● Task objective
Across all the lines below, how many contain the string "Base"? Please reply with the number only.
══ Data records ══
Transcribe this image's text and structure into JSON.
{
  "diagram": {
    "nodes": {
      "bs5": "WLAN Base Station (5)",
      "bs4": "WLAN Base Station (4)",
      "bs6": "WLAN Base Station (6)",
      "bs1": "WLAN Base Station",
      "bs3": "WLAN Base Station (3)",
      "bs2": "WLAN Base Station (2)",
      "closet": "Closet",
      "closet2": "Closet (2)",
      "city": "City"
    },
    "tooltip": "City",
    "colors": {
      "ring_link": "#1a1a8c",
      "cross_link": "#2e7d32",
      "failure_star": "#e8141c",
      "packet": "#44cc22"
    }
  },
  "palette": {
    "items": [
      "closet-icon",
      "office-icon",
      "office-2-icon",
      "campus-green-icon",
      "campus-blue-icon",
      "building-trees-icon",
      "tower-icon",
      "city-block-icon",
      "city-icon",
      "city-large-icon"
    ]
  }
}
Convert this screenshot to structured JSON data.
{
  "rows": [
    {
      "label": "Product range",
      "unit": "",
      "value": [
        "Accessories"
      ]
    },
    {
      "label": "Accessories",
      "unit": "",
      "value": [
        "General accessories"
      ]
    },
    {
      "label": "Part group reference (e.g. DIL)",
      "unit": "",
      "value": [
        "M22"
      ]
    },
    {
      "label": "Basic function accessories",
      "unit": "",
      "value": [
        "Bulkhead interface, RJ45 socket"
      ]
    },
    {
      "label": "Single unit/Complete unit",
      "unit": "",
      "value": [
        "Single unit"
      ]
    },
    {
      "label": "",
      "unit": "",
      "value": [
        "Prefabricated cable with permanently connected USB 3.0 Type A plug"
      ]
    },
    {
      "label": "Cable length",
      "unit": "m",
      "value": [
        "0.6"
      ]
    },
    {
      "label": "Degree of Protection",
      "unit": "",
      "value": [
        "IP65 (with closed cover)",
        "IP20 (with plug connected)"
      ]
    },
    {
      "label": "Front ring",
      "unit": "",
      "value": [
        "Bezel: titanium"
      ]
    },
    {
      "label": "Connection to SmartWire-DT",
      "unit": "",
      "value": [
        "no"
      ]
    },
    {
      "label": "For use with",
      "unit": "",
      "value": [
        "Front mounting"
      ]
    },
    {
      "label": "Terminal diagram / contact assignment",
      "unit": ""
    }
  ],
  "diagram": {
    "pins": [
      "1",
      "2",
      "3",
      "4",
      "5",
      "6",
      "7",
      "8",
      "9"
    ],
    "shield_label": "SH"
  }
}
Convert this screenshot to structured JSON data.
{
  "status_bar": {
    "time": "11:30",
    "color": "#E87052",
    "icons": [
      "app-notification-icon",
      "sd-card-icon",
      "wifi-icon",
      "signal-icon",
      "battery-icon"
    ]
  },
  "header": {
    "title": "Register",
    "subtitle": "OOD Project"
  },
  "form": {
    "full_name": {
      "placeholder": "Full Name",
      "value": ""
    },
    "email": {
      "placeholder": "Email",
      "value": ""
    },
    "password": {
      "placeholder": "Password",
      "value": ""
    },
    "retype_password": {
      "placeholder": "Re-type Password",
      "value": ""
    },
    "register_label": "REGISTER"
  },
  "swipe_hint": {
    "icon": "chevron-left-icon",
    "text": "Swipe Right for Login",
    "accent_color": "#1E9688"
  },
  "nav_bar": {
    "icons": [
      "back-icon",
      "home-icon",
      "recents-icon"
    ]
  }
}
═══
● Written response
6